## Short task
In the data below, find every line with the string "allhiphop" and pull it out.

## Data excerpts
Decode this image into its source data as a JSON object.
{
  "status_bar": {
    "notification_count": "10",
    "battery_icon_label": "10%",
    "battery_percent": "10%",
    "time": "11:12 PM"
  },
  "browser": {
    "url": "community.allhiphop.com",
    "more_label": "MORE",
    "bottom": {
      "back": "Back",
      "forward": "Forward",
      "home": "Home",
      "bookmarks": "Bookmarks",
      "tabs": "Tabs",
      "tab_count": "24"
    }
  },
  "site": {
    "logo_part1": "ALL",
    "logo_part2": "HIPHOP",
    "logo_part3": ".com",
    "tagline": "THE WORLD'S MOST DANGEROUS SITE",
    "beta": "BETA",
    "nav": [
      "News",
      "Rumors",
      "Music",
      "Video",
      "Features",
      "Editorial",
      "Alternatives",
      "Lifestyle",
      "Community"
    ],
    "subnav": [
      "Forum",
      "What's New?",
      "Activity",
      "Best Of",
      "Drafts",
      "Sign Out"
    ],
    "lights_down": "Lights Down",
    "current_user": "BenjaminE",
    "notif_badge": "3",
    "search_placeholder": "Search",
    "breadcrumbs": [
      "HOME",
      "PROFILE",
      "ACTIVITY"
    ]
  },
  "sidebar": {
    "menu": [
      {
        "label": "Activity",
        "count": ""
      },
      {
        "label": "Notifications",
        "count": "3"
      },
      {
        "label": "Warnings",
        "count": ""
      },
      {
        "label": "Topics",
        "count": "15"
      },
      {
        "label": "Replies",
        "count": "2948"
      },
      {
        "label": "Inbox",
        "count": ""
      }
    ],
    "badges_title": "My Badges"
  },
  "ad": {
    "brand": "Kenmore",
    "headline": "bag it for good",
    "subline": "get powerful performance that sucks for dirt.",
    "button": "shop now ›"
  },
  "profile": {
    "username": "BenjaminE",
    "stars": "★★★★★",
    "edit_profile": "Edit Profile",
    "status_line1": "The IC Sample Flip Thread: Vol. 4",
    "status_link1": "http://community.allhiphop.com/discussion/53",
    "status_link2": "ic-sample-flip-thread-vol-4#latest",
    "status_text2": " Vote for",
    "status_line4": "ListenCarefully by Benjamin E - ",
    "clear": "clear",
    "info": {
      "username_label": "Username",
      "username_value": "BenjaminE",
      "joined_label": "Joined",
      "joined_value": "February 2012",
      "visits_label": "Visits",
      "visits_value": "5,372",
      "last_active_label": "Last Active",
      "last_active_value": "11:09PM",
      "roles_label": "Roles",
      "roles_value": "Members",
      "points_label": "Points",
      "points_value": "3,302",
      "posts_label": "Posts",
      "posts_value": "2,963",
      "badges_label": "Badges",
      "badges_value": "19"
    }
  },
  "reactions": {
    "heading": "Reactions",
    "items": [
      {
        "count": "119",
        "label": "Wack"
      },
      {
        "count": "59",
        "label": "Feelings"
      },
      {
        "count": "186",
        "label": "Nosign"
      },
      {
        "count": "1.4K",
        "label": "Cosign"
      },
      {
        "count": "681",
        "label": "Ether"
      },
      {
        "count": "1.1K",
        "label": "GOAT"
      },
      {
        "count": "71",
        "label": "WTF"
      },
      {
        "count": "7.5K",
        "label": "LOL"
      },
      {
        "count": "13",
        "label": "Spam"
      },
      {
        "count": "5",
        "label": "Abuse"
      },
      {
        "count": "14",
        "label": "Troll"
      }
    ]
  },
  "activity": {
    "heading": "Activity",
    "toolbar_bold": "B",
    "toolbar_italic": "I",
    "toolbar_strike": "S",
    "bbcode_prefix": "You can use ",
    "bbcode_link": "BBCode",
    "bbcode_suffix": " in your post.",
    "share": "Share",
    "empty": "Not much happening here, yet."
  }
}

## Written answer
    "url": "community.allhiphop.com",
    "status_link1": "http://community.allhiphop.com/discussion/53",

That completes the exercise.